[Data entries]
○ ○ ○

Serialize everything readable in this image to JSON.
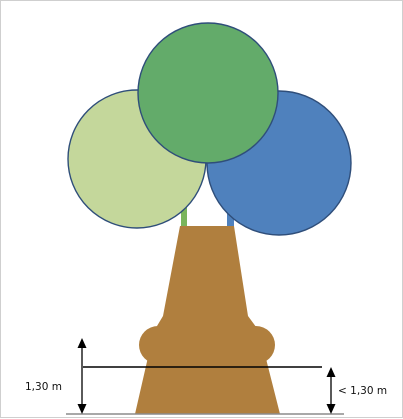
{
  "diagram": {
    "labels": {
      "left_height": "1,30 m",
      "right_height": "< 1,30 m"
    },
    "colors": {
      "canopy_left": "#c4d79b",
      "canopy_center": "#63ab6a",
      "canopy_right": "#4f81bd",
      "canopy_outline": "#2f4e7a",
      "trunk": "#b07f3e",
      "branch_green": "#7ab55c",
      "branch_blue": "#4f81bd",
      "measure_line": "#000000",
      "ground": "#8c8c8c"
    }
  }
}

○ ○ ○

THE EXERCISE:
Ignore the images and quote every line of the listing exactly.

THE OUTPUT:
Serialize everything readable in this image to JSON.
{
  "diagram": {
    "labels": {
      "left_height": "1,30 m",
      "right_height": "< 1,30 m"
    },
    "colors": {
      "canopy_left": "#c4d79b",
      "canopy_center": "#63ab6a",
      "canopy_right": "#4f81bd",
      "canopy_outline": "#2f4e7a",
      "trunk": "#b07f3e",
      "branch_green": "#7ab55c",
      "branch_blue": "#4f81bd",
      "measure_line": "#000000",
      "ground": "#8c8c8c"
    }
  }
}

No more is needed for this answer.